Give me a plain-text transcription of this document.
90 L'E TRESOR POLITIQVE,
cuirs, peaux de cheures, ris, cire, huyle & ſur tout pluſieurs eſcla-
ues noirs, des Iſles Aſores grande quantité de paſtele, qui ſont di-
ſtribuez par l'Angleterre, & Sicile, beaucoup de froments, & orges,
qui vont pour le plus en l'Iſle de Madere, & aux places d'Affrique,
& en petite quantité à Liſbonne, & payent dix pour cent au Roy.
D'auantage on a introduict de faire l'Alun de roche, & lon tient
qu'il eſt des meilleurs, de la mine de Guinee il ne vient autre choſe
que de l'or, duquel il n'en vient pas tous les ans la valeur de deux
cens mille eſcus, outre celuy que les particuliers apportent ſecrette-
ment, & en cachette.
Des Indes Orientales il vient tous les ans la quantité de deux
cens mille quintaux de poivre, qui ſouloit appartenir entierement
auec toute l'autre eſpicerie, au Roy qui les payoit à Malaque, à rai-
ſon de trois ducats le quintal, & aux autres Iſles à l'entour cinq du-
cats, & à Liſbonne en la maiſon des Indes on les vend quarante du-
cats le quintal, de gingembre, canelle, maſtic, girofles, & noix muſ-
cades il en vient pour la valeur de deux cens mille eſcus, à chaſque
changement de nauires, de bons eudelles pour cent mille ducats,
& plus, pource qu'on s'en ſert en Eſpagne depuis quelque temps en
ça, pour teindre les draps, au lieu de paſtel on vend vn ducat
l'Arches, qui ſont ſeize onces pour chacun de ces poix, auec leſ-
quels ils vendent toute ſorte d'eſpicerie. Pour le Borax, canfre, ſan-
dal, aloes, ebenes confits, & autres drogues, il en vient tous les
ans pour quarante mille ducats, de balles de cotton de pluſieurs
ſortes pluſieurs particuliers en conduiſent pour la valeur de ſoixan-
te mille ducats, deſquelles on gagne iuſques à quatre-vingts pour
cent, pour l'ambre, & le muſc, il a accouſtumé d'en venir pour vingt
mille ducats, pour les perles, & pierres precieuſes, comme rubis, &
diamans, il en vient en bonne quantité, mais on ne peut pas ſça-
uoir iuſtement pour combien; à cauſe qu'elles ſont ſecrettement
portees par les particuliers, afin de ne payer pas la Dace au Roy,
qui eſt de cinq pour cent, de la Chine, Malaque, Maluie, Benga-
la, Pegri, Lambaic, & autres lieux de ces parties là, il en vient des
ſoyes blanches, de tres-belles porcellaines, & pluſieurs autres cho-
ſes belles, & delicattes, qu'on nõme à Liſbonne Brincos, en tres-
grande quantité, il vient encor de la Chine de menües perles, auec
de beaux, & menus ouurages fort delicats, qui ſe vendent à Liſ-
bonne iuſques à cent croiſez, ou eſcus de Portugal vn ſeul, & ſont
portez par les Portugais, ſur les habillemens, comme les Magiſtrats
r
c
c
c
══════════
Exercise:
Search the records above for "mille". Copy each line where it is found.

Full response:
cens mille eſcus, outre celuy que les particuliers apportent ſecrette-
cens mille quintaux de poivre, qui ſouloit appartenir entierement
cades il en vient pour la valeur de deux cens mille eſcus, à chaſque
changement de nauires, de bons eudelles pour cent mille ducats,
ans pour quarante mille ducats, de balles de cotton de pluſieurs
te mille ducats, deſquelles on gagne iuſques à quatre-vingts pour
mille ducats, pour les perles, & pierres precieuſes, comme rubis, &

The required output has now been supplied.